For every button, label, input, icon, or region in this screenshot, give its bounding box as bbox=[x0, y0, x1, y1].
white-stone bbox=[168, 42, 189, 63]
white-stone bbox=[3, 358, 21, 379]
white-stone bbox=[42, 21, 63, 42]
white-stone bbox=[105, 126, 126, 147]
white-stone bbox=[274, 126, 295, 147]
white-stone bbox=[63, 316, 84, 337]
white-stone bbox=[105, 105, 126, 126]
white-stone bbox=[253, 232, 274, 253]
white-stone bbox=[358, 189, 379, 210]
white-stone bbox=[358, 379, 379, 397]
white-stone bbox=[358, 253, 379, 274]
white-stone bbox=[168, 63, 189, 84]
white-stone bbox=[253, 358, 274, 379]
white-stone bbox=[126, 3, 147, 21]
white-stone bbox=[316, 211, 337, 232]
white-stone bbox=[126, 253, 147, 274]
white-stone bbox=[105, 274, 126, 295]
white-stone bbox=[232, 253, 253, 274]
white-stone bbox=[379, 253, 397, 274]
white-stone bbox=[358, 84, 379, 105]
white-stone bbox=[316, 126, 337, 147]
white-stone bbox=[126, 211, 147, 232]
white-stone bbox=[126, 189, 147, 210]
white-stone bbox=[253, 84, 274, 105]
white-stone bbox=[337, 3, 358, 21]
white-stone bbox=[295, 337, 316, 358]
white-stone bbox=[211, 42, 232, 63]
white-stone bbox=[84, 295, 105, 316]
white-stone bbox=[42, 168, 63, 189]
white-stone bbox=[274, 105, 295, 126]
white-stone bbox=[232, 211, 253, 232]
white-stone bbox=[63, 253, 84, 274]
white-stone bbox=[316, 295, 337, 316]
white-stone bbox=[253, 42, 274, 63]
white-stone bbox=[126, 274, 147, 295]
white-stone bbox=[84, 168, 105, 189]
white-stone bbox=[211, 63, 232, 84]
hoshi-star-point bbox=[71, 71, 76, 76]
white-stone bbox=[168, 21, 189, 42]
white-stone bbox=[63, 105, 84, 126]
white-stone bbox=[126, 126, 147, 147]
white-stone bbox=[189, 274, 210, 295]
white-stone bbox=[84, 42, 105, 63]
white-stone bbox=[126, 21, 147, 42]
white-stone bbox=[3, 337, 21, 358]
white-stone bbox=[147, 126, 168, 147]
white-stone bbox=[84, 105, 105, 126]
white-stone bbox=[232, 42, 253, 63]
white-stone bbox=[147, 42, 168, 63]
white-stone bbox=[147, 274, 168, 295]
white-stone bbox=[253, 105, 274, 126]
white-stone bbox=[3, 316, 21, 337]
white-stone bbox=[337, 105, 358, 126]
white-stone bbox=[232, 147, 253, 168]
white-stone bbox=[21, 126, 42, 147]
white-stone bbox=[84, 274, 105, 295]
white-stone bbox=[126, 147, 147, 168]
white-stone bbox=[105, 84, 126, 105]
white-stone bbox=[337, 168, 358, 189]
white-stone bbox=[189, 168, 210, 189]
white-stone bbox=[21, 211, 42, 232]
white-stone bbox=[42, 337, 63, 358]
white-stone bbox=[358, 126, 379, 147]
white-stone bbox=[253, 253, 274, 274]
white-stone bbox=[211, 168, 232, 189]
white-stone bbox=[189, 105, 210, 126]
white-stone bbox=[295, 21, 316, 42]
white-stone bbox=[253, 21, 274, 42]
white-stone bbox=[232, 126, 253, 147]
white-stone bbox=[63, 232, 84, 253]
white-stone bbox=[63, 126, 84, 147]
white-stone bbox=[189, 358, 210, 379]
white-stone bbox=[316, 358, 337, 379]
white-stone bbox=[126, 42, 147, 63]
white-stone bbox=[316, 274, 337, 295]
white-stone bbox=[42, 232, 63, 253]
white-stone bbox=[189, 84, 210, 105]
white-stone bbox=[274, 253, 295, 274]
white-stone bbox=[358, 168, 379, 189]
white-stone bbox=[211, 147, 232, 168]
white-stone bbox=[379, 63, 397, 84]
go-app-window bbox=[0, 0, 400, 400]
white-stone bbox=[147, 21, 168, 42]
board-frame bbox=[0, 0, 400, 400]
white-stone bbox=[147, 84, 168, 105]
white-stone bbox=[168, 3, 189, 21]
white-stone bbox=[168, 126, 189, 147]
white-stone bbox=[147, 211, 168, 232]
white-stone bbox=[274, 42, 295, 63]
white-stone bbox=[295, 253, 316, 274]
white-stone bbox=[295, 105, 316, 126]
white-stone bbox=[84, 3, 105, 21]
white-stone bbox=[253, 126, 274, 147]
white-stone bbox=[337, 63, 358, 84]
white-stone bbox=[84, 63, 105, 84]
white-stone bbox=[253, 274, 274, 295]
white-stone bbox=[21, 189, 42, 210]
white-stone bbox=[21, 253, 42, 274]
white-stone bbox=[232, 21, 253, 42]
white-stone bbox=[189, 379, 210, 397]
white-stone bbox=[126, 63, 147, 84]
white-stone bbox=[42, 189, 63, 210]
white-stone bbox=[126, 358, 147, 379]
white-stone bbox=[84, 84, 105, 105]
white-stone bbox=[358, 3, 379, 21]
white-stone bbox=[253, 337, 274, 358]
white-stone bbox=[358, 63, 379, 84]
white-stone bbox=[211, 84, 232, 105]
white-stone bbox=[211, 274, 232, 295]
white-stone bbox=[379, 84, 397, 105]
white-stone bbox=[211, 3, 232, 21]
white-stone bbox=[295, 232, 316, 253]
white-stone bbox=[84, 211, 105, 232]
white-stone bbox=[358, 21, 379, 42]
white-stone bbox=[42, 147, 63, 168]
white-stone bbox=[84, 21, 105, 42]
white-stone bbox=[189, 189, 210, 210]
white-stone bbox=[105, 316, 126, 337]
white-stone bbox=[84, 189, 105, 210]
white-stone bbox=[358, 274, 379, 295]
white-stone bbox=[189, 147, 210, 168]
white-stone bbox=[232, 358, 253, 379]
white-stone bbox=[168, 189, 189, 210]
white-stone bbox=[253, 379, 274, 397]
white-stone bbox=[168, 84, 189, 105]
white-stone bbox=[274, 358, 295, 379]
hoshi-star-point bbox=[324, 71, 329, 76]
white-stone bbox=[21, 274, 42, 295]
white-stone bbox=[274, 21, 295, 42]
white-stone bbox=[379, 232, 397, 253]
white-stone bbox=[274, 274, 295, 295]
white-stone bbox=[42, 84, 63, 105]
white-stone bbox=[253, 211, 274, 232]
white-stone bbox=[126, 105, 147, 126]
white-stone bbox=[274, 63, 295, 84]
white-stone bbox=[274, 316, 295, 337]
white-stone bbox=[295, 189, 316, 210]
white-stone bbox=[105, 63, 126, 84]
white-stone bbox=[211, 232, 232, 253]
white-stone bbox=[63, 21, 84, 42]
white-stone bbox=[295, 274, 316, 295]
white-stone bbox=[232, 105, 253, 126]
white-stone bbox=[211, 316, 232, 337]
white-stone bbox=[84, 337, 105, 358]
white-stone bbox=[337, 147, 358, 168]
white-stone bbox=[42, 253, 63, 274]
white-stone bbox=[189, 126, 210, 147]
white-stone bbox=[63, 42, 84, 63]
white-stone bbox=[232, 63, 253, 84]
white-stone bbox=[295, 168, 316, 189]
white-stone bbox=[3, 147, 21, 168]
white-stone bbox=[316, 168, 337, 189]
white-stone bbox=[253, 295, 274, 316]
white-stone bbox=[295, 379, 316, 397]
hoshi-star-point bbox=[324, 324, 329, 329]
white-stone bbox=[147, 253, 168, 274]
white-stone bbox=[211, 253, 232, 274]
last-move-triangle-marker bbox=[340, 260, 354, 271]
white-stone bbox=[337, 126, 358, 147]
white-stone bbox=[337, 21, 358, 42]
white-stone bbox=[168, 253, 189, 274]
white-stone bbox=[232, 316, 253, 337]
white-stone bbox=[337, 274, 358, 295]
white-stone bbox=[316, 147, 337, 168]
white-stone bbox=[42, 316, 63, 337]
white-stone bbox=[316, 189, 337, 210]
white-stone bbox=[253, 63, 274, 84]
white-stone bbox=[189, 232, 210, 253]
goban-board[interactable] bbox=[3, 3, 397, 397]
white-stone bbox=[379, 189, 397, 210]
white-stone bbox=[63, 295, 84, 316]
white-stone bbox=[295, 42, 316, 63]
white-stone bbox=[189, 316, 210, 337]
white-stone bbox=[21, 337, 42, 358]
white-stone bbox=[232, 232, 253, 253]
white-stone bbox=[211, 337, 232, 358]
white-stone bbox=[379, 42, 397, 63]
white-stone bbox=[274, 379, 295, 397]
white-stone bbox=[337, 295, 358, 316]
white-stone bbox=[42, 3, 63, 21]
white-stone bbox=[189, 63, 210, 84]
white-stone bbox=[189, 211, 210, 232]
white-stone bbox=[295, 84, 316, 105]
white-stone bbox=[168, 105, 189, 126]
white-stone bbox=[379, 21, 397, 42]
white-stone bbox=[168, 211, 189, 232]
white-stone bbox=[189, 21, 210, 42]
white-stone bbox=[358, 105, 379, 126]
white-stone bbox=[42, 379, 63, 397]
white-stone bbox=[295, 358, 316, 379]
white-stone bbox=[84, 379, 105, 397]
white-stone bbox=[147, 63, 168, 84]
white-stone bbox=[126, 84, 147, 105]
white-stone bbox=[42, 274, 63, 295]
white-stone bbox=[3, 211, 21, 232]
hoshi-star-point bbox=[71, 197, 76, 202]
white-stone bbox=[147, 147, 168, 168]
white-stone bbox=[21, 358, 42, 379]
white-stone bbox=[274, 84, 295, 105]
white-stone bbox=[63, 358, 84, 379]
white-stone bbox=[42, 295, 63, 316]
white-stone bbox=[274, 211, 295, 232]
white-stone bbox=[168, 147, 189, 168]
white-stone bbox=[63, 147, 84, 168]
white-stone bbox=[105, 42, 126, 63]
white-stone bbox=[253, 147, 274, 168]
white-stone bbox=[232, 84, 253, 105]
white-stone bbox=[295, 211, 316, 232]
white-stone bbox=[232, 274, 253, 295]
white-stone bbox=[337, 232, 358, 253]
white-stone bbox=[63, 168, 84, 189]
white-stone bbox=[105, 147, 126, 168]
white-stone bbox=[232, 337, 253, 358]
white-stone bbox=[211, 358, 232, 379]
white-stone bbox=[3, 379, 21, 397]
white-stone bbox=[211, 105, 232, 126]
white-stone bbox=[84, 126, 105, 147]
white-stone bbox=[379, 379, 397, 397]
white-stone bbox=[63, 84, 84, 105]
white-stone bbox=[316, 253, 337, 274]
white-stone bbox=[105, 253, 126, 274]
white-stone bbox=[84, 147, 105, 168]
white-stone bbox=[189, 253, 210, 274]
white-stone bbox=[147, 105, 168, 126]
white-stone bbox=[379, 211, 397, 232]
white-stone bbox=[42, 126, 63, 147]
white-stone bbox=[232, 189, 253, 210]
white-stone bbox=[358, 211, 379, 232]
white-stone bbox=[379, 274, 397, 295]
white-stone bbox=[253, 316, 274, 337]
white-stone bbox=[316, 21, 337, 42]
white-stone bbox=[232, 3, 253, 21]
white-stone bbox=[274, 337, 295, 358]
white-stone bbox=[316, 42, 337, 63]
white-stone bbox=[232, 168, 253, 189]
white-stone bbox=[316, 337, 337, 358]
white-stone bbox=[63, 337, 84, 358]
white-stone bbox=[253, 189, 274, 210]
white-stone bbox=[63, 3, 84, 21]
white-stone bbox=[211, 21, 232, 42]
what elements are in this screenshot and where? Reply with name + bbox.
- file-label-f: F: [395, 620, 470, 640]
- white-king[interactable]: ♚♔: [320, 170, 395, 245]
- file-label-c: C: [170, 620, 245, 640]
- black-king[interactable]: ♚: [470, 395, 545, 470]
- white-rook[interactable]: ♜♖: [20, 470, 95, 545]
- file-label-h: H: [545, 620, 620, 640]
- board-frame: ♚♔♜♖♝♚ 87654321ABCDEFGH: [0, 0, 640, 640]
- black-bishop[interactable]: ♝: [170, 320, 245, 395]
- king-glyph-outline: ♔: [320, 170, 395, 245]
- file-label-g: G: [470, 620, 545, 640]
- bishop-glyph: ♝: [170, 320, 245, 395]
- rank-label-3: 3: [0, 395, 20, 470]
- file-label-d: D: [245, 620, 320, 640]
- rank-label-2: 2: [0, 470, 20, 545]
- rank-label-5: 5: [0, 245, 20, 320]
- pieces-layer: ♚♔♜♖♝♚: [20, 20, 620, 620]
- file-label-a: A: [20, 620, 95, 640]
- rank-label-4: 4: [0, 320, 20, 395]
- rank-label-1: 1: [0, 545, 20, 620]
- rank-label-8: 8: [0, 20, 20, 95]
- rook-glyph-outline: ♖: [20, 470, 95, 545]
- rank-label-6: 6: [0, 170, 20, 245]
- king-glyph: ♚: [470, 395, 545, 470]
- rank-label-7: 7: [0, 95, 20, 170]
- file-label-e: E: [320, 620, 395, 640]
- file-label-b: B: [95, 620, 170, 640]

++++

## Exercise brief
Please set down, unchanged, everything from the first line of the material above down to the line containing "white-stone bbox=[126, 253, 147, 274]", including that line.

## Answer for the task
For every button, label, input, icon, or region in this screenshot, give its bounding box as bbox=[x0, y0, x1, y1].
white-stone bbox=[168, 42, 189, 63]
white-stone bbox=[3, 358, 21, 379]
white-stone bbox=[42, 21, 63, 42]
white-stone bbox=[105, 126, 126, 147]
white-stone bbox=[274, 126, 295, 147]
white-stone bbox=[63, 316, 84, 337]
white-stone bbox=[105, 105, 126, 126]
white-stone bbox=[253, 232, 274, 253]
white-stone bbox=[358, 189, 379, 210]
white-stone bbox=[358, 379, 379, 397]
white-stone bbox=[358, 253, 379, 274]
white-stone bbox=[168, 63, 189, 84]
white-stone bbox=[253, 358, 274, 379]
white-stone bbox=[126, 3, 147, 21]
white-stone bbox=[316, 211, 337, 232]
white-stone bbox=[126, 253, 147, 274]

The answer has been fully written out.